[Saved entries]
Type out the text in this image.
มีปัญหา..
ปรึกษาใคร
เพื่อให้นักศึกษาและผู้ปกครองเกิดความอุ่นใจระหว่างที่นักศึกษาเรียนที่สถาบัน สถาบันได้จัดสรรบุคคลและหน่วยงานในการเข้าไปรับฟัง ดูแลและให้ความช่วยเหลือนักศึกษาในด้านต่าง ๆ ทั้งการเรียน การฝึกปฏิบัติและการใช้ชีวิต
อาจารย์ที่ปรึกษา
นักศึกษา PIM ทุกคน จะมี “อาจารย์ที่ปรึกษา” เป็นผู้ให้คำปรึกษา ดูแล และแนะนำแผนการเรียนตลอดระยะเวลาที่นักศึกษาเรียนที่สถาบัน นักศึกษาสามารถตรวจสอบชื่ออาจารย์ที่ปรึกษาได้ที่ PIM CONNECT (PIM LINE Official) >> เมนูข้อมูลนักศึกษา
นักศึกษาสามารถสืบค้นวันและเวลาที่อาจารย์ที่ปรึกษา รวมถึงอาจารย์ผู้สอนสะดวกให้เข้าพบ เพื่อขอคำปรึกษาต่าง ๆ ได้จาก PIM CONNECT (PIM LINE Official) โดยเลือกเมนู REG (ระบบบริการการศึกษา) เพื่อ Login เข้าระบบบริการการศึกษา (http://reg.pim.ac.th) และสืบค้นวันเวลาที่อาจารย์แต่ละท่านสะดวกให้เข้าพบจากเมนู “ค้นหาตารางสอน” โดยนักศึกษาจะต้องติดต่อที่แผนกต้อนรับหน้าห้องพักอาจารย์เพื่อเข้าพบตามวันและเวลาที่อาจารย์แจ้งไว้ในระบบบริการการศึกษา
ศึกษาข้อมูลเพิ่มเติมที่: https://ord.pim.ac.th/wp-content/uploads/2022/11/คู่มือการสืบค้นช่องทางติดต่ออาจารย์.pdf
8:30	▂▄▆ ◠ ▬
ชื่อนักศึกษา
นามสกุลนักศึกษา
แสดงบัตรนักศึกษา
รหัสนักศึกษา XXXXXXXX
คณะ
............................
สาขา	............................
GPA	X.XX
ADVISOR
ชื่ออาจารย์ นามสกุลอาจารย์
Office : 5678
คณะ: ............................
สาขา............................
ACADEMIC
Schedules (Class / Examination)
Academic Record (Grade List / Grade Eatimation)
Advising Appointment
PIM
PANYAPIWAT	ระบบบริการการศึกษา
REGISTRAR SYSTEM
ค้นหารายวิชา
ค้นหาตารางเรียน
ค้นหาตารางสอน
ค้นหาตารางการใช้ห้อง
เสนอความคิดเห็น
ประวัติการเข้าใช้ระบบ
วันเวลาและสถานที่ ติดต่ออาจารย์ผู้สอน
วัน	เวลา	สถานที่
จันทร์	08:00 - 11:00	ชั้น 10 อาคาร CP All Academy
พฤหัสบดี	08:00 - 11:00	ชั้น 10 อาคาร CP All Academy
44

[Written task] Pull out all lines in the data above that include "ออาจารย".

[Exercise output]
นักศึกษา PIM ทุกคน จะมี “อาจารย์ที่ปรึกษา” เป็นผู้ให้คำปรึกษา ดูแล และแนะนำแผนการเรียนตลอดระยะเวลาที่นักศึกษาเรียนที่สถาบัน นักศึกษาสามารถตรวจสอบชื่ออาจารย์ที่ปรึกษาได้ที่ PIM CONNECT (PIM LINE Official) >> เมนูข้อมูลนักศึกษา
ศึกษาข้อมูลเพิ่มเติมที่: https://ord.pim.ac.th/wp-content/uploads/2022/11/คู่มือการสืบค้นช่องทางติดต่ออาจารย์.pdf
ชื่ออาจารย์ นามสกุลอาจารย์
วันเวลาและสถานที่ ติดต่ออาจารย์ผู้สอน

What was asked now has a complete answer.